▶ [OBJECTIVE] Write out the material exactly, with the pictures left out.

____

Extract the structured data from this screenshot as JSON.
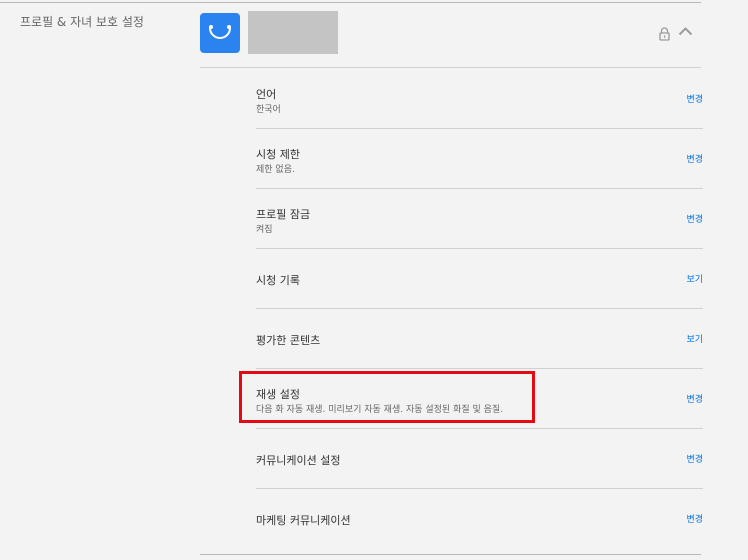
{
  "section": {
    "title": "프로필 & 자녀 보호 설정"
  },
  "profile": {
    "avatar_icon": "smiley-avatar-icon",
    "lock_icon": "lock-icon",
    "collapse_icon": "chevron-up-icon"
  },
  "rows": [
    {
      "title": "언어",
      "subtitle": "한국어",
      "action": "변경"
    },
    {
      "title": "시청 제한",
      "subtitle": "제한 없음.",
      "action": "변경"
    },
    {
      "title": "프로필 잠금",
      "subtitle": "켜짐",
      "action": "변경"
    },
    {
      "title": "시청 기록",
      "subtitle": "",
      "action": "보기"
    },
    {
      "title": "평가한 콘텐츠",
      "subtitle": "",
      "action": "보기"
    },
    {
      "title": "재생 설정",
      "subtitle": "다음 화 자동 재생. 미리보기 자동 재생. 자동 설정된 화질 및 음질.",
      "action": "변경"
    },
    {
      "title": "커뮤니케이션 설정",
      "subtitle": "",
      "action": "변경"
    },
    {
      "title": "마케팅 커뮤니케이션",
      "subtitle": "",
      "action": "변경"
    }
  ],
  "colors": {
    "accent_link": "#0073e6",
    "highlight": "#e50914",
    "avatar": "#2b83f0"
  }
}
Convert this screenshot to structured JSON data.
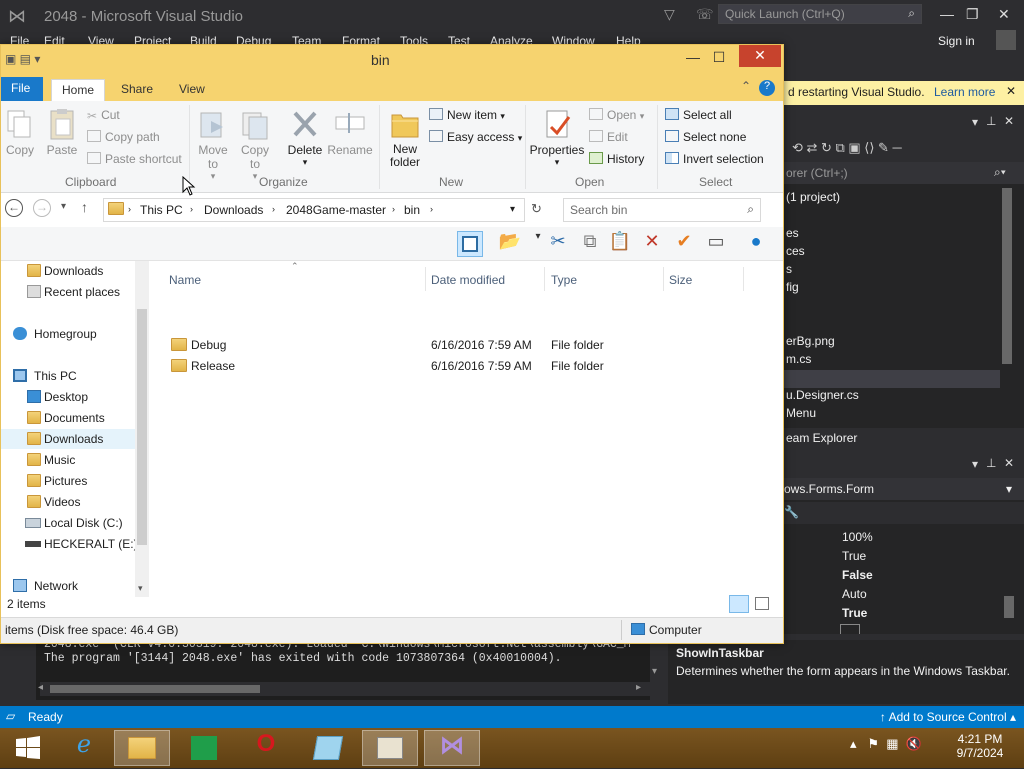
{
  "vs": {
    "title": "2048 - Microsoft Visual Studio",
    "quick_launch": "Quick Launch (Ctrl+Q)",
    "menu": [
      "File",
      "Edit",
      "View",
      "Project",
      "Build",
      "Debug",
      "Team",
      "Format",
      "Tools",
      "Test",
      "Analyze",
      "Window",
      "Help"
    ],
    "sign_in": "Sign in",
    "infobar": {
      "text": "d restarting Visual Studio.",
      "link": "Learn more"
    },
    "solution_search": "orer (Ctrl+;)",
    "solution_items": [
      "(1 project)",
      "es",
      "ces",
      "s",
      "fig",
      "",
      "erBg.png",
      "m.cs",
      "",
      "u.Designer.cs",
      "Menu"
    ],
    "team_explorer": "eam Explorer",
    "props_object": "ows.Forms.Form",
    "props_values": [
      {
        "v": "100%",
        "bold": false
      },
      {
        "v": "True",
        "bold": false
      },
      {
        "v": "False",
        "bold": true
      },
      {
        "v": "Auto",
        "bold": false
      },
      {
        "v": "True",
        "bold": true
      }
    ],
    "desc_title": "ShowInTaskbar",
    "desc_text": "Determines whether the form appears in the Windows Taskbar.",
    "output_lines": [
      "   2048.exe' (CLR v4.0.30319: 2048.exe): Loaded 'C:\\Windows\\Microsoft.Net\\assembly\\GAC_M",
      "The program '[3144] 2048.exe' has exited with code 1073807364 (0x40010004)."
    ],
    "status": {
      "ready": "Ready",
      "source_control": "Add to Source Control"
    }
  },
  "explorer": {
    "title": "bin",
    "tabs": {
      "file": "File",
      "home": "Home",
      "share": "Share",
      "view": "View"
    },
    "ribbon": {
      "clipboard": {
        "copy": "Copy",
        "paste": "Paste",
        "cut": "Cut",
        "copy_path": "Copy path",
        "paste_shortcut": "Paste shortcut",
        "label": "Clipboard"
      },
      "organize": {
        "move_to": "Move to",
        "copy_to": "Copy to",
        "delete": "Delete",
        "rename": "Rename",
        "label": "Organize"
      },
      "new": {
        "new_folder": "New folder",
        "new_item": "New item",
        "easy_access": "Easy access",
        "label": "New"
      },
      "open": {
        "properties": "Properties",
        "open": "Open",
        "edit": "Edit",
        "history": "History",
        "label": "Open"
      },
      "select": {
        "select_all": "Select all",
        "select_none": "Select none",
        "invert": "Invert selection",
        "label": "Select"
      }
    },
    "breadcrumbs": [
      "This PC",
      "Downloads",
      "2048Game-master",
      "bin"
    ],
    "search_placeholder": "Search bin",
    "nav": [
      {
        "label": "Downloads",
        "type": "folder",
        "selected": false
      },
      {
        "label": "Recent places",
        "type": "folder",
        "selected": false
      },
      {
        "label": "Homegroup",
        "type": "homegroup",
        "selected": false
      },
      {
        "label": "This PC",
        "type": "pc",
        "selected": false
      },
      {
        "label": "Desktop",
        "type": "folder",
        "selected": false
      },
      {
        "label": "Documents",
        "type": "folder",
        "selected": false
      },
      {
        "label": "Downloads",
        "type": "folder",
        "selected": true
      },
      {
        "label": "Music",
        "type": "folder",
        "selected": false
      },
      {
        "label": "Pictures",
        "type": "folder",
        "selected": false
      },
      {
        "label": "Videos",
        "type": "folder",
        "selected": false
      },
      {
        "label": "Local Disk (C:)",
        "type": "disk",
        "selected": false
      },
      {
        "label": "HECKERALT (E:)",
        "type": "drive",
        "selected": false
      },
      {
        "label": "Network",
        "type": "network",
        "selected": false
      }
    ],
    "columns": {
      "name": "Name",
      "date": "Date modified",
      "type": "Type",
      "size": "Size"
    },
    "files": [
      {
        "name": "Debug",
        "date": "6/16/2016 7:59 AM",
        "type": "File folder",
        "size": ""
      },
      {
        "name": "Release",
        "date": "6/16/2016 7:59 AM",
        "type": "File folder",
        "size": ""
      }
    ],
    "item_count": "2 items",
    "status_left": "items (Disk free space: 46.4 GB)",
    "status_right": "Computer"
  },
  "taskbar": {
    "apps": [
      "start",
      "internet-explorer",
      "file-explorer",
      "store",
      "opera",
      "notepad",
      "task-manager",
      "visual-studio"
    ],
    "clock_time": "4:21 PM",
    "clock_date": "9/7/2024"
  }
}
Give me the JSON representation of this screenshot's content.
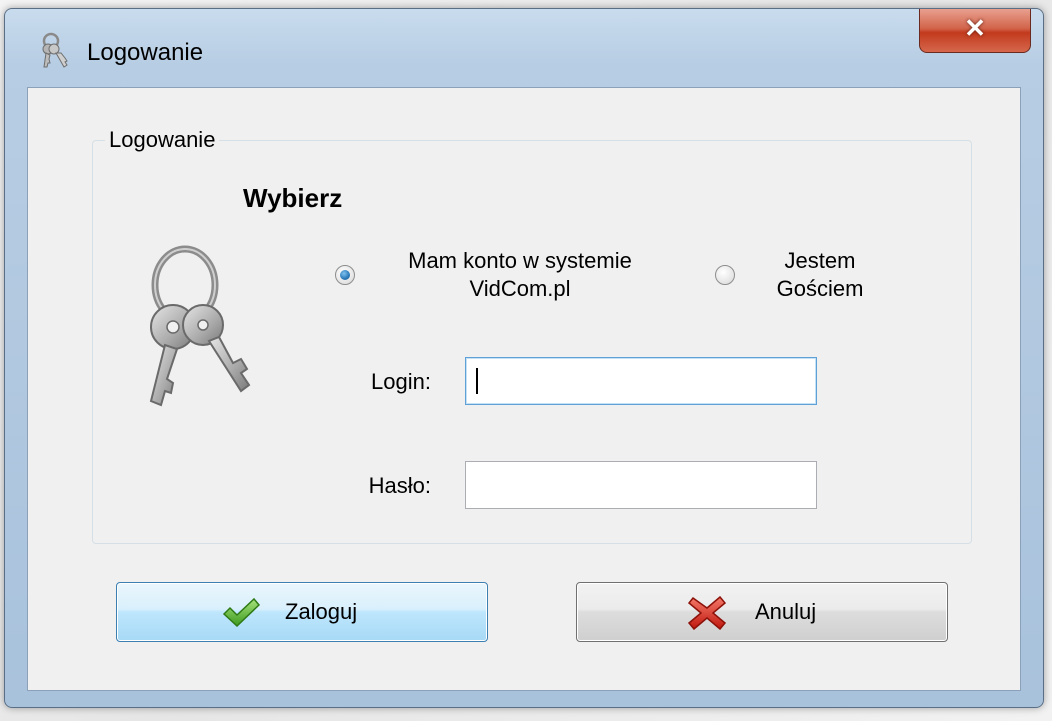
{
  "window": {
    "title": "Logowanie",
    "close_label": "✕"
  },
  "group": {
    "legend": "Logowanie",
    "heading": "Wybierz"
  },
  "account_options": [
    {
      "label_line1": "Mam konto w systemie",
      "label_line2": "VidCom.pl",
      "selected": true
    },
    {
      "label_line1": "Jestem",
      "label_line2": "Gościem",
      "selected": false
    }
  ],
  "fields": {
    "login_label": "Login:",
    "login_value": "",
    "password_label": "Hasło:",
    "password_value": ""
  },
  "buttons": {
    "login_label": "Zaloguj",
    "cancel_label": "Anuluj"
  },
  "icons": {
    "title": "keys-icon",
    "group": "keys-icon",
    "login_button": "checkmark-icon",
    "cancel_button": "red-x-icon"
  },
  "colors": {
    "titlebar": "#b7cde3",
    "close_button": "#c23a1d",
    "radio_selected": "#2a78b8",
    "focused_border": "#5fa1d6",
    "checkmark": "#5cb32e",
    "cancel_x": "#d42a1f"
  }
}
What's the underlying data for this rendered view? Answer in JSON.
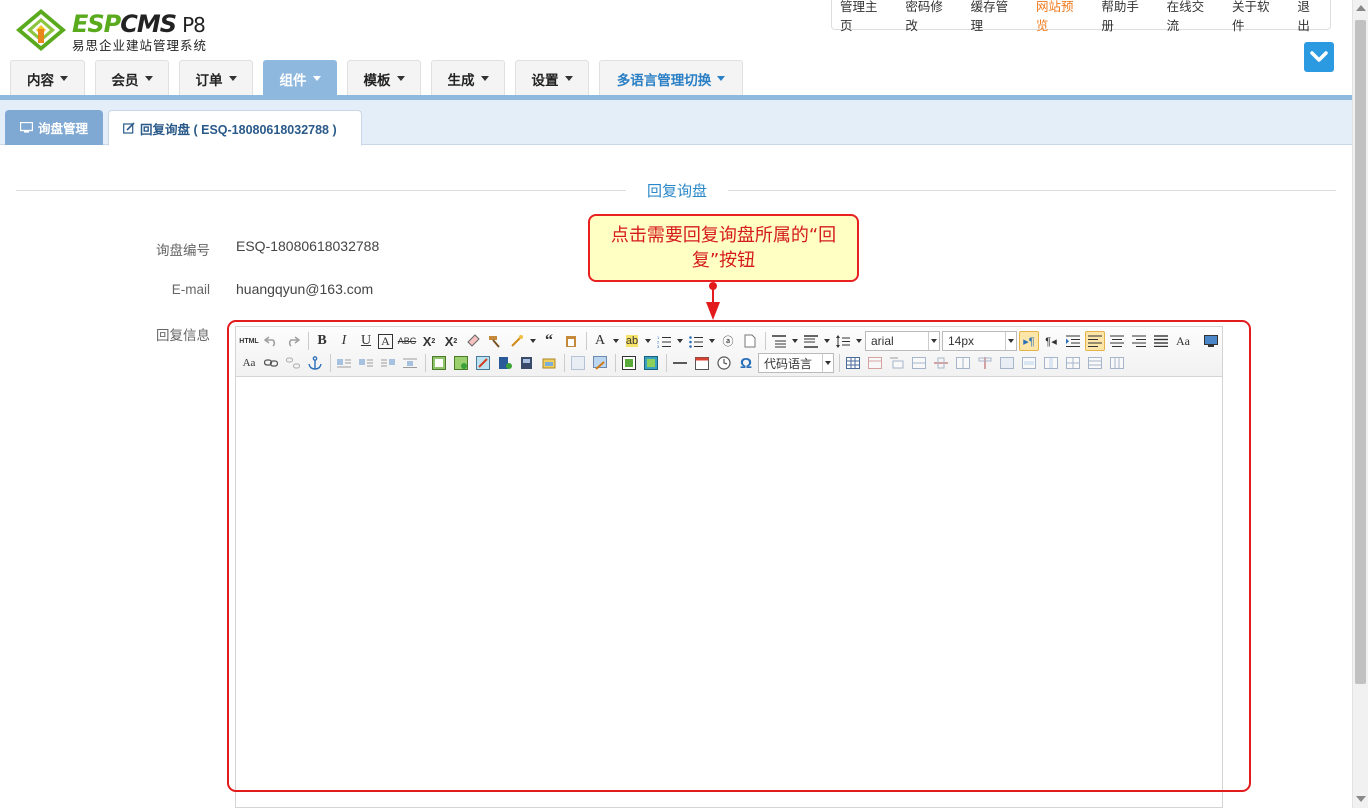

____

▶ [RESULT BELOW]
Extract the structured data from this screenshot as JSON.
{
  "section": {
    "title": "프로필 & 자녀 보호 설정"
  },
  "profile": {
    "avatar_icon": "smiley-avatar-icon",
    "lock_icon": "lock-icon",
    "collapse_icon": "chevron-up-icon"
  },
  "rows": [
    {
      "title": "언어",
      "subtitle": "한국어",
      "action": "변경"
    },
    {
      "title": "시청 제한",
      "subtitle": "제한 없음.",
      "action": "변경"
    },
    {
      "title": "프로필 잠금",
      "subtitle": "켜짐",
      "action": "변경"
    },
    {
      "title": "시청 기록",
      "subtitle": "",
      "action": "보기"
    },
    {
      "title": "평가한 콘텐츠",
      "subtitle": "",
      "action": "보기"
    },
    {
      "title": "재생 설정",
      "subtitle": "다음 화 자동 재생. 미리보기 자동 재생. 자동 설정된 화질 및 음질.",
      "action": "변경"
    },
    {
      "title": "커뮤니케이션 설정",
      "subtitle": "",
      "action": "변경"
    },
    {
      "title": "마케팅 커뮤니케이션",
      "subtitle": "",
      "action": "변경"
    }
  ],
  "colors": {
    "accent_link": "#0073e6",
    "highlight": "#e50914",
    "avatar": "#2b83f0"
  }
}
Convert this screenshot to structured JSON data.
{
  "vs": {
    "title": "2048 - Microsoft Visual Studio",
    "quick_launch": "Quick Launch (Ctrl+Q)",
    "menu": [
      "File",
      "Edit",
      "View",
      "Project",
      "Build",
      "Debug",
      "Team",
      "Format",
      "Tools",
      "Test",
      "Analyze",
      "Window",
      "Help"
    ],
    "sign_in": "Sign in",
    "infobar": {
      "text": "d restarting Visual Studio.",
      "link": "Learn more"
    },
    "solution_search": "orer (Ctrl+;)",
    "solution_items": [
      "(1 project)",
      "es",
      "ces",
      "s",
      "fig",
      "",
      "erBg.png",
      "m.cs",
      "",
      "u.Designer.cs",
      "Menu"
    ],
    "team_explorer": "eam Explorer",
    "props_object": "ows.Forms.Form",
    "props_values": [
      {
        "v": "100%",
        "bold": false
      },
      {
        "v": "True",
        "bold": false
      },
      {
        "v": "False",
        "bold": true
      },
      {
        "v": "Auto",
        "bold": false
      },
      {
        "v": "True",
        "bold": true
      }
    ],
    "desc_title": "ShowInTaskbar",
    "desc_text": "Determines whether the form appears in the Windows Taskbar.",
    "output_lines": [
      "   2048.exe' (CLR v4.0.30319: 2048.exe): Loaded 'C:\\Windows\\Microsoft.Net\\assembly\\GAC_M",
      "The program '[3144] 2048.exe' has exited with code 1073807364 (0x40010004)."
    ],
    "status": {
      "ready": "Ready",
      "source_control": "Add to Source Control"
    }
  },
  "explorer": {
    "title": "bin",
    "tabs": {
      "file": "File",
      "home": "Home",
      "share": "Share",
      "view": "View"
    },
    "ribbon": {
      "clipboard": {
        "copy": "Copy",
        "paste": "Paste",
        "cut": "Cut",
        "copy_path": "Copy path",
        "paste_shortcut": "Paste shortcut",
        "label": "Clipboard"
      },
      "organize": {
        "move_to": "Move to",
        "copy_to": "Copy to",
        "delete": "Delete",
        "rename": "Rename",
        "label": "Organize"
      },
      "new": {
        "new_folder": "New folder",
        "new_item": "New item",
        "easy_access": "Easy access",
        "label": "New"
      },
      "open": {
        "properties": "Properties",
        "open": "Open",
        "edit": "Edit",
        "history": "History",
        "label": "Open"
      },
      "select": {
        "select_all": "Select all",
        "select_none": "Select none",
        "invert": "Invert selection",
        "label": "Select"
      }
    },
    "breadcrumbs": [
      "This PC",
      "Downloads",
      "2048Game-master",
      "bin"
    ],
    "search_placeholder": "Search bin",
    "nav": [
      {
        "label": "Downloads",
        "type": "folder",
        "selected": false
      },
      {
        "label": "Recent places",
        "type": "folder",
        "selected": false
      },
      {
        "label": "Homegroup",
        "type": "homegroup",
        "selected": false
      },
      {
        "label": "This PC",
        "type": "pc",
        "selected": false
      },
      {
        "label": "Desktop",
        "type": "folder",
        "selected": false
      },
      {
        "label": "Documents",
        "type": "folder",
        "selected": false
      },
      {
        "label": "Downloads",
        "type": "folder",
        "selected": true
      },
      {
        "label": "Music",
        "type": "folder",
        "selected": false
      },
      {
        "label": "Pictures",
        "type": "folder",
        "selected": false
      },
      {
        "label": "Videos",
        "type": "folder",
        "selected": false
      },
      {
        "label": "Local Disk (C:)",
        "type": "disk",
        "selected": false
      },
      {
        "label": "HECKERALT (E:)",
        "type": "drive",
        "selected": false
      },
      {
        "label": "Network",
        "type": "network",
        "selected": false
      }
    ],
    "columns": {
      "name": "Name",
      "date": "Date modified",
      "type": "Type",
      "size": "Size"
    },
    "files": [
      {
        "name": "Debug",
        "date": "6/16/2016 7:59 AM",
        "type": "File folder",
        "size": ""
      },
      {
        "name": "Release",
        "date": "6/16/2016 7:59 AM",
        "type": "File folder",
        "size": ""
      }
    ],
    "item_count": "2 items",
    "status_left": "items (Disk free space: 46.4 GB)",
    "status_right": "Computer"
  },
  "taskbar": {
    "apps": [
      "start",
      "internet-explorer",
      "file-explorer",
      "store",
      "opera",
      "notepad",
      "task-manager",
      "visual-studio"
    ],
    "clock_time": "4:21 PM",
    "clock_date": "9/7/2024"
  }
}
Give me the JSON representation of this screenshot's content.
{
  "window": {
    "title": "Logowanie",
    "close_label": "✕"
  },
  "group": {
    "legend": "Logowanie",
    "heading": "Wybierz"
  },
  "account_options": [
    {
      "label_line1": "Mam konto w systemie",
      "label_line2": "VidCom.pl",
      "selected": true
    },
    {
      "label_line1": "Jestem",
      "label_line2": "Gościem",
      "selected": false
    }
  ],
  "fields": {
    "login_label": "Login:",
    "login_value": "",
    "password_label": "Hasło:",
    "password_value": ""
  },
  "buttons": {
    "login_label": "Zaloguj",
    "cancel_label": "Anuluj"
  },
  "icons": {
    "title": "keys-icon",
    "group": "keys-icon",
    "login_button": "checkmark-icon",
    "cancel_button": "red-x-icon"
  },
  "colors": {
    "titlebar": "#b7cde3",
    "close_button": "#c23a1d",
    "radio_selected": "#2a78b8",
    "focused_border": "#5fa1d6",
    "checkmark": "#5cb32e",
    "cancel_x": "#d42a1f"
  }
}
What's the underlying data for this rendered view? Answer in JSON.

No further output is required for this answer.